◆ Stored data entries ◆
* begin *

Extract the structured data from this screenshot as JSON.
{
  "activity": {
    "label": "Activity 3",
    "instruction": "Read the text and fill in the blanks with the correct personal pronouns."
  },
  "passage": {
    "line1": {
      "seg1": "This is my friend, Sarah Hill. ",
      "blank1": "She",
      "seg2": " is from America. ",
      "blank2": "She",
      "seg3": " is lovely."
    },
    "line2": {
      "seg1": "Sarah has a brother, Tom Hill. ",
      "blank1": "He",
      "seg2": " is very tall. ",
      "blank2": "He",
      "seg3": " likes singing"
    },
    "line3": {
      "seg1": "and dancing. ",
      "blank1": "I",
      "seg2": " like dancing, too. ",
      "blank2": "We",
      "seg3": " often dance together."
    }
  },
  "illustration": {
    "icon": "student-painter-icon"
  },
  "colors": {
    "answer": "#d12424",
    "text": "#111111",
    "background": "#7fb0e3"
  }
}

* end *

◆ Work to be completed ◆
The whole listing above needs to be written out again exactly.

◆ Exercise result ◆
Extract the structured data from this screenshot as JSON.
{
  "activity": {
    "label": "Activity 3",
    "instruction": "Read the text and fill in the blanks with the correct personal pronouns."
  },
  "passage": {
    "line1": {
      "seg1": "This is my friend, Sarah Hill. ",
      "blank1": "She",
      "seg2": " is from America. ",
      "blank2": "She",
      "seg3": " is lovely."
    },
    "line2": {
      "seg1": "Sarah has a brother, Tom Hill. ",
      "blank1": "He",
      "seg2": " is very tall. ",
      "blank2": "He",
      "seg3": " likes singing"
    },
    "line3": {
      "seg1": "and dancing. ",
      "blank1": "I",
      "seg2": " like dancing, too. ",
      "blank2": "We",
      "seg3": " often dance together."
    }
  },
  "illustration": {
    "icon": "student-painter-icon"
  },
  "colors": {
    "answer": "#d12424",
    "text": "#111111",
    "background": "#7fb0e3"
  }
}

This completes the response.